*Given instruction*. Copy every record below exactly as written, but leave out the pictures.

*Record extracts*.
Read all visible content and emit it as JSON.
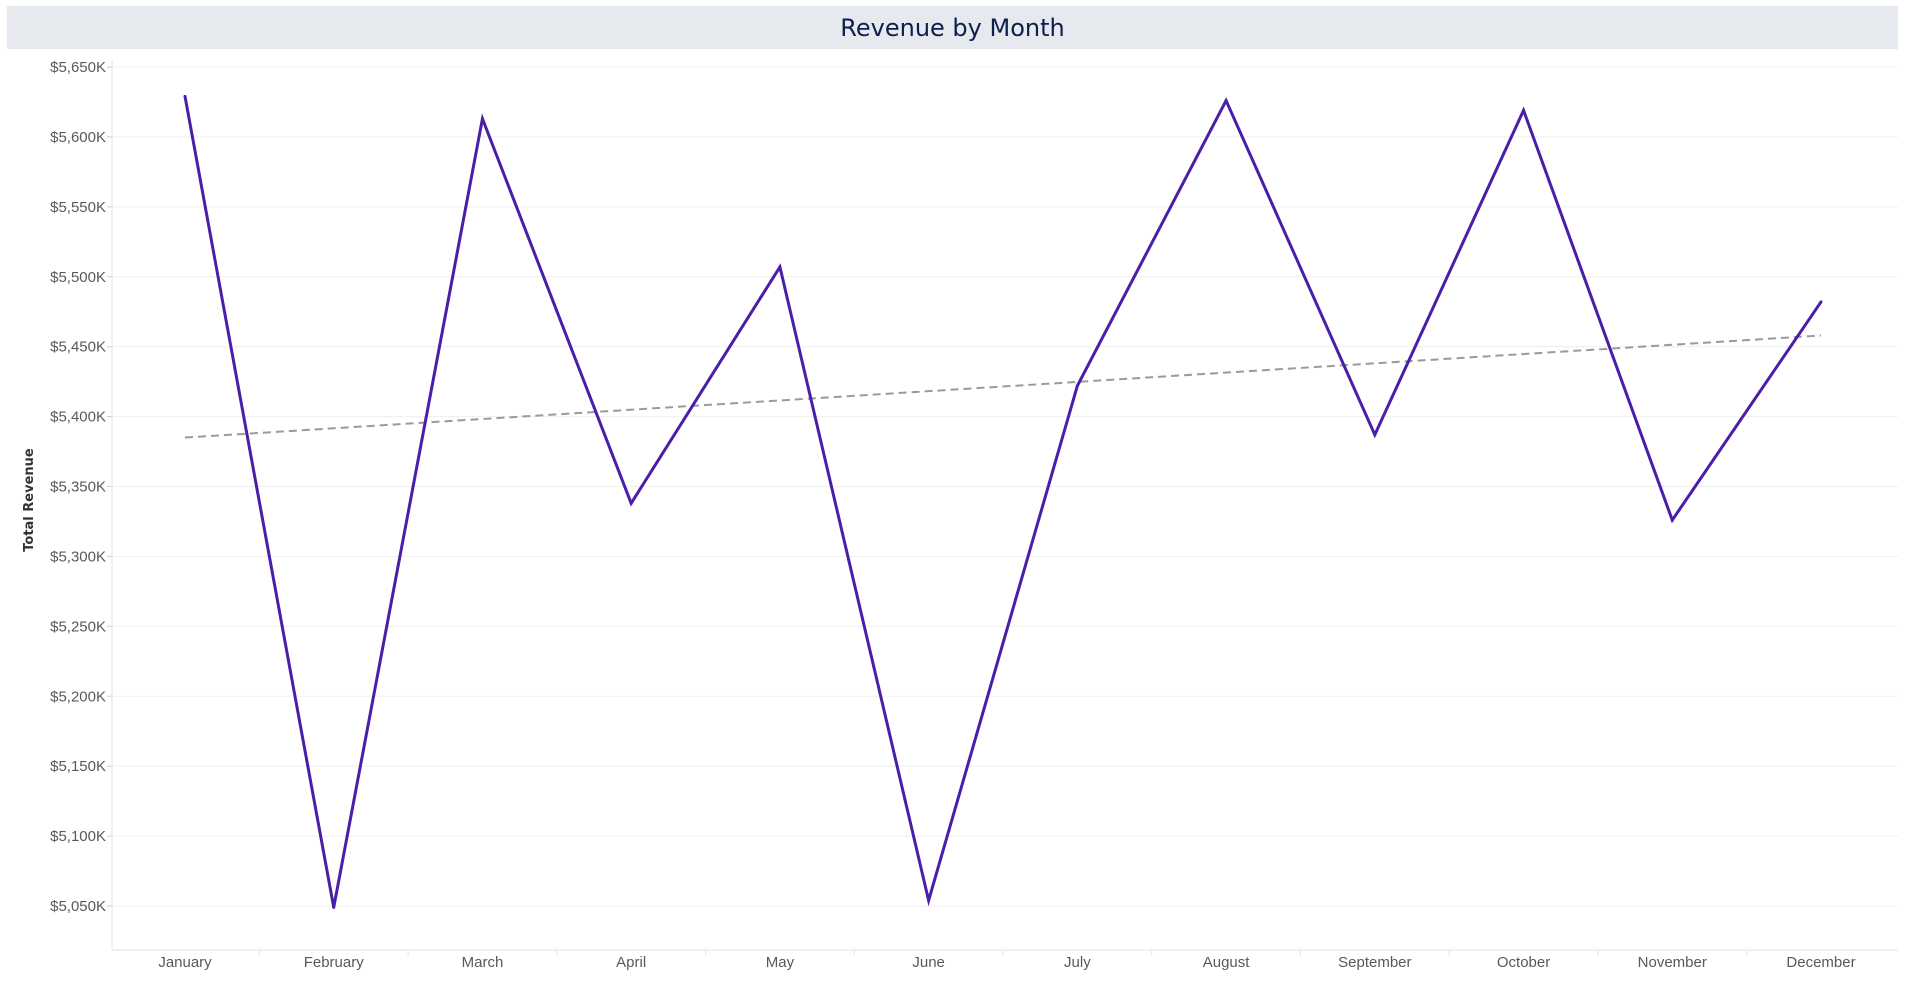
{
  "chart_data": {
    "type": "line",
    "title": "Revenue by Month",
    "xlabel": "",
    "ylabel": "Total Revenue",
    "categories": [
      "January",
      "February",
      "March",
      "April",
      "May",
      "June",
      "July",
      "August",
      "September",
      "October",
      "November",
      "December"
    ],
    "series": [
      {
        "values": [
          5629,
          5049,
          5613,
          5338,
          5507,
          5054,
          5422,
          5626,
          5387,
          5619,
          5326,
          5482
        ],
        "color": "#4a1ea8"
      }
    ],
    "trend_line": {
      "start": 5385,
      "end": 5458,
      "color": "#9a9a9a",
      "style": "dashed"
    },
    "yticks": [
      5050,
      5100,
      5150,
      5200,
      5250,
      5300,
      5350,
      5400,
      5450,
      5500,
      5550,
      5600,
      5650
    ],
    "ytick_labels": [
      "$5,050K",
      "$5,100K",
      "$5,150K",
      "$5,200K",
      "$5,250K",
      "$5,300K",
      "$5,350K",
      "$5,400K",
      "$5,450K",
      "$5,500K",
      "$5,550K",
      "$5,600K",
      "$5,650K"
    ],
    "ylim": [
      5020,
      5650
    ],
    "grid": true,
    "legend": "none"
  }
}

*Output of the task*.
Read all visible content and emit it as JSON.
{
  "chart_data": {
    "type": "line",
    "title": "Revenue by Month",
    "xlabel": "",
    "ylabel": "Total Revenue",
    "categories": [
      "January",
      "February",
      "March",
      "April",
      "May",
      "June",
      "July",
      "August",
      "September",
      "October",
      "November",
      "December"
    ],
    "series": [
      {
        "values": [
          5629,
          5049,
          5613,
          5338,
          5507,
          5054,
          5422,
          5626,
          5387,
          5619,
          5326,
          5482
        ],
        "color": "#4a1ea8"
      }
    ],
    "trend_line": {
      "start": 5385,
      "end": 5458,
      "color": "#9a9a9a",
      "style": "dashed"
    },
    "yticks": [
      5050,
      5100,
      5150,
      5200,
      5250,
      5300,
      5350,
      5400,
      5450,
      5500,
      5550,
      5600,
      5650
    ],
    "ytick_labels": [
      "$5,050K",
      "$5,100K",
      "$5,150K",
      "$5,200K",
      "$5,250K",
      "$5,300K",
      "$5,350K",
      "$5,400K",
      "$5,450K",
      "$5,500K",
      "$5,550K",
      "$5,600K",
      "$5,650K"
    ],
    "ylim": [
      5020,
      5650
    ],
    "grid": true,
    "legend": "none"
  }
}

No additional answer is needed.